JOB: Find every line in the records below that contains the word "facebook", and copy each such line.
Start of EXERCISE MATERIAL
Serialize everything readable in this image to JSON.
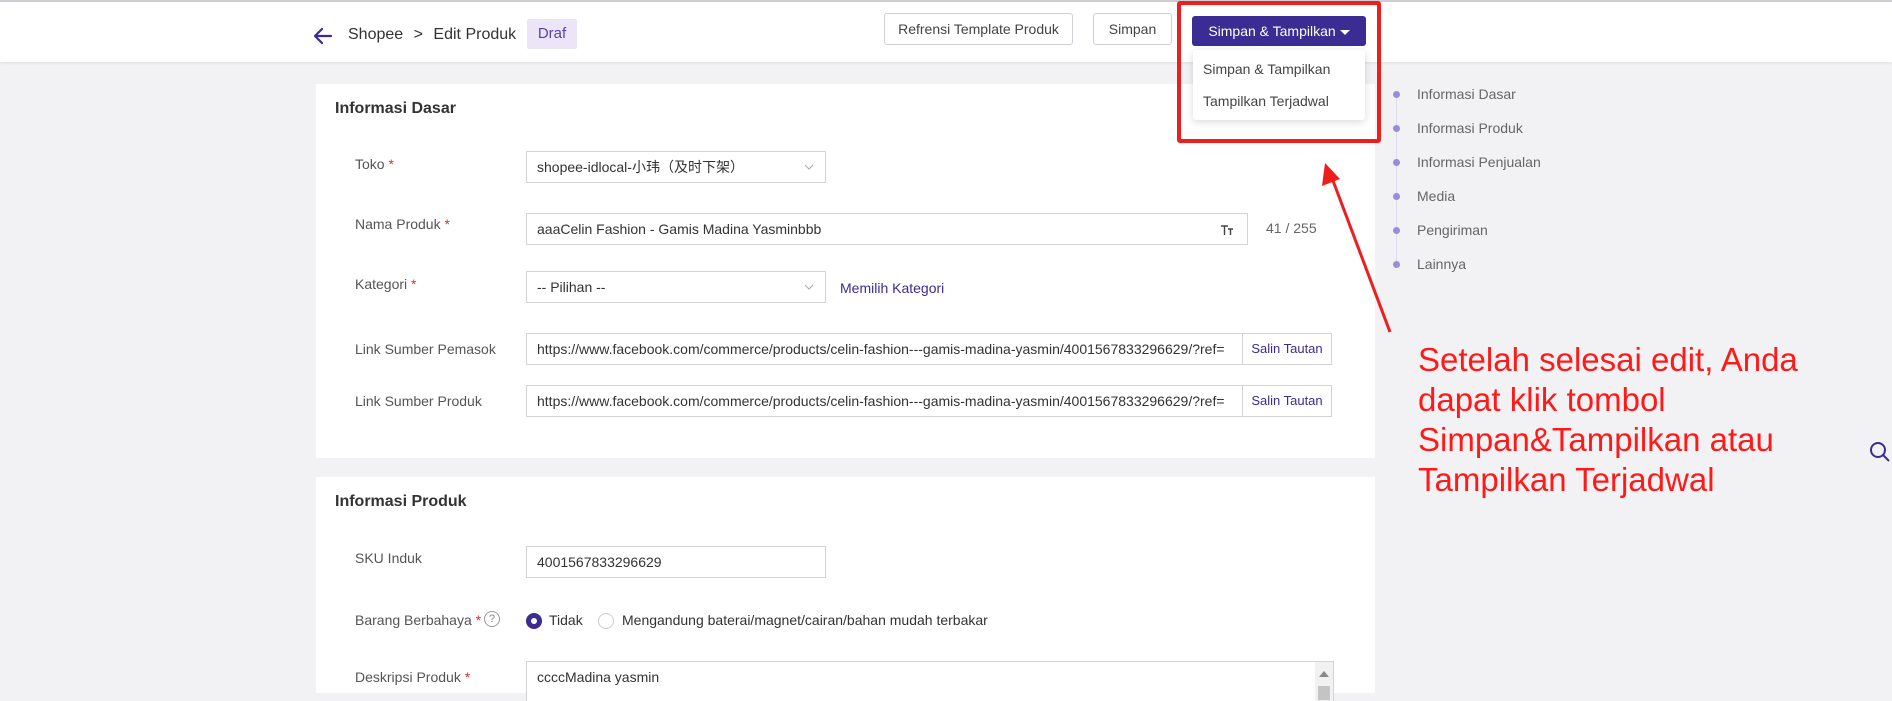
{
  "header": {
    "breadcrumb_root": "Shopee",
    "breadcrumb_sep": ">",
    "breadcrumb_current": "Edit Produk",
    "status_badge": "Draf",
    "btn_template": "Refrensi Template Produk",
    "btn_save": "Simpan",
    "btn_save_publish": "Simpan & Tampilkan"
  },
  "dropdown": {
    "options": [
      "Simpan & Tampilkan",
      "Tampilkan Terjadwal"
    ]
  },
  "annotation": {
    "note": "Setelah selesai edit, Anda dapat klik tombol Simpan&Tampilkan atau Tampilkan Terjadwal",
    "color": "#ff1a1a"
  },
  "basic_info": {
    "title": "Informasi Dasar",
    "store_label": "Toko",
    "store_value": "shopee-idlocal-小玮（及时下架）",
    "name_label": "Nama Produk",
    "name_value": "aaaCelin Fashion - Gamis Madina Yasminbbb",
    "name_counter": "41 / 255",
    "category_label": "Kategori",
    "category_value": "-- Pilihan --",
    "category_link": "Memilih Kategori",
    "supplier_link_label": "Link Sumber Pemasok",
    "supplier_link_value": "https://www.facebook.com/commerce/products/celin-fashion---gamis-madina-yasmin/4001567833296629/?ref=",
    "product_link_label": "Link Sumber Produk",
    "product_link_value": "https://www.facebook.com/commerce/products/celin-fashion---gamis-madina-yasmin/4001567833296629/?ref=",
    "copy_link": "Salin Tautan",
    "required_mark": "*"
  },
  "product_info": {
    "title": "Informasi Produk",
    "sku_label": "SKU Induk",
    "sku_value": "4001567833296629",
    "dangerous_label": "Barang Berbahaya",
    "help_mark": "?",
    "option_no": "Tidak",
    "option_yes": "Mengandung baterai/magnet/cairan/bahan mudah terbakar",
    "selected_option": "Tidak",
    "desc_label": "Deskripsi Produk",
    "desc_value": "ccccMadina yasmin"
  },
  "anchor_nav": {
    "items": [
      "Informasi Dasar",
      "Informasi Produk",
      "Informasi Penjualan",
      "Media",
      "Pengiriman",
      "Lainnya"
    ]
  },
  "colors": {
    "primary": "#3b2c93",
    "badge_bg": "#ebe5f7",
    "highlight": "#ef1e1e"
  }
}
End of EXERCISE MATERIAL
TASK RESPONSE:
    "supplier_link_value": "https://www.facebook.com/commerce/products/celin-fashion---gamis-madina-yasmin/4001567833296629/?ref=",
    "product_link_value": "https://www.facebook.com/commerce/products/celin-fashion---gamis-madina-yasmin/4001567833296629/?ref=",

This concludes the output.